Extract to read:
Rainbow Rowell (born February 24, 1973) is an American author known for young adult and adult contemporary novels. Her young adult novels Eleanor & Park (2012), Fangirl (2013) and Carry On (2015) have been subjects of critical acclaim.

She was the writer of the 2017 revival of Marvel Comics' Runaways and is currently the writer for She-Hulk.

Career
Rowell was a columnist and ad copywriter at the Omaha World-Herald from 1995 to 2012.

After leaving her position as a columnist, Rowell began working for an ad agency and writing what would become her first published novel, Attachments, as a pastime. Rowell gave birth to her first son during this period and paused work on the manuscript for two years. The novel, a contemporary romantic comedy about a company's IT guy who falls in love with a woman whose email he has been monitoring, was published in 2011. Kirkus Reviews listed it as one of the outstanding debuts that year.

In 2013, Rowell published the young adult novel Eleanor & Park. It and her novel Fangirl were both named by The New York Times as among the best young adult fiction of the year. Eleanor & Park was also chosen by Amazon as one of the 10 best books of 2013, and as Goodreads' best young adult fiction of the year. In 2014, DreamWorks optioned Eleanor & Park, and Rowell worked on a screenplay, but in 2016, Rowell said the option timed out and the rights reverted to her. In 2019, it was announced that Picturestart had acquired the film rights, with Rowell writing the screenplay and executive producing.

Rowell's work garnered some negative attention in 2013 when a parents' group at a Minnesota high school challenged Eleanor & Park and Rowell was disinvited to a library event; a panel ultimately determined that the book could stay on library shelves. Rowell noted in an interview that the material that these parents were calling "profane" was what many kids in difficult situations realistically had to deal with, and that "when these people call Eleanor & Park an obscene story, I feel like they’re saying that rising above your situation isn’t possible."

To-do list:
a: Return the passage of the Rainbow Rowell profile word for word, starting at "Rainbow Rowell (born" and ending at "1995 to 2012.".
b: According to the Rainbow Rowell profile, at which newspaper did Rowell work as a columnist and ad copywriter?

Data section:
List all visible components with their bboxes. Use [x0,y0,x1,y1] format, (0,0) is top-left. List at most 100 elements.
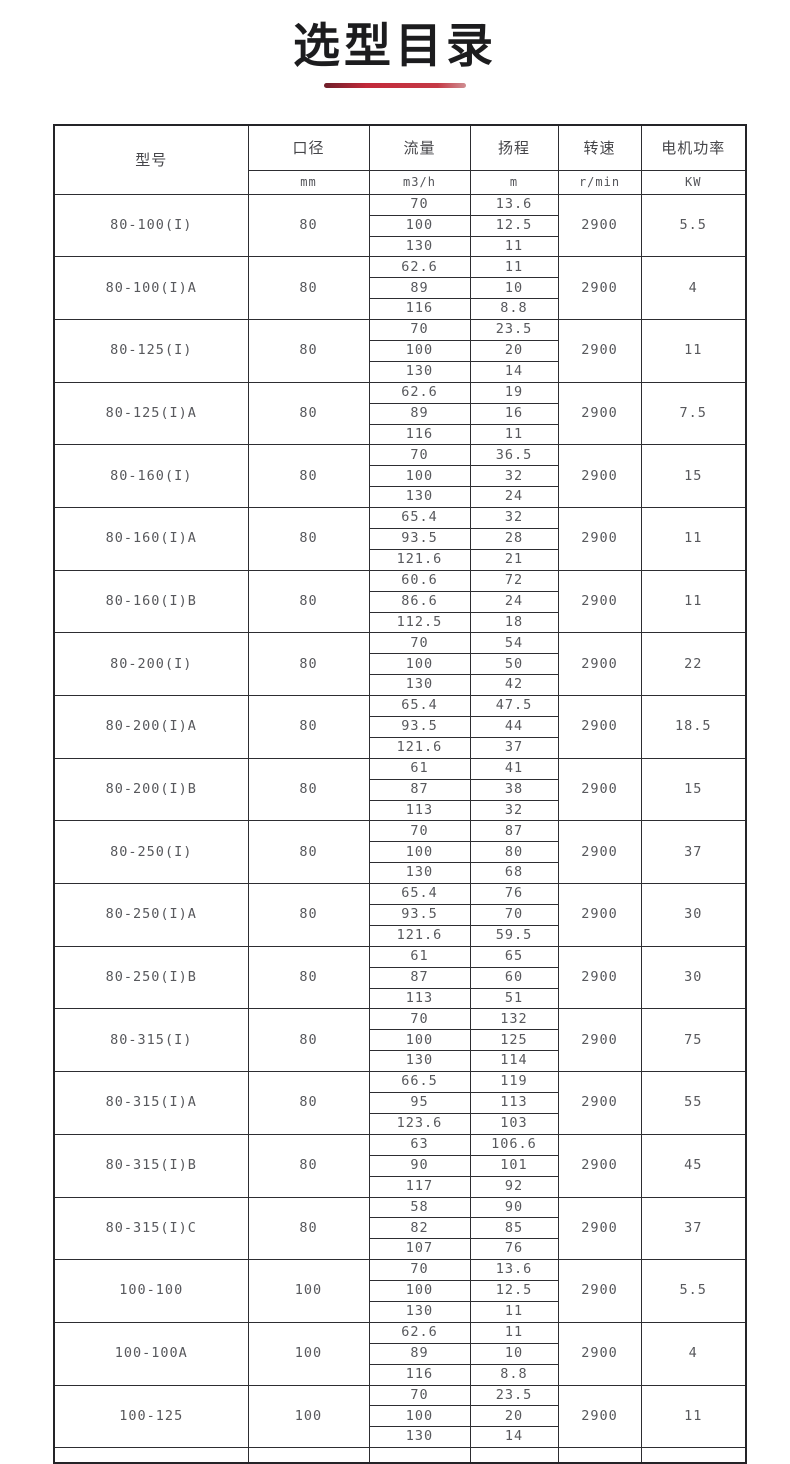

Complete answers:
a:
Rainbow Rowell (born February 24, 1973) is an American author known for young adult and adult contemporary novels. Her young adult novels Eleanor & Park (2012), Fangirl (2013) and Carry On (2015) have been subjects of critical acclaim.

She was the writer of the 2017 revival of Marvel Comics' Runaways and is currently the writer for She-Hulk.

Career
Rowell was a columnist and ad copywriter at the Omaha World-Herald from 1995 to 2012.

b: The Omaha World-Herald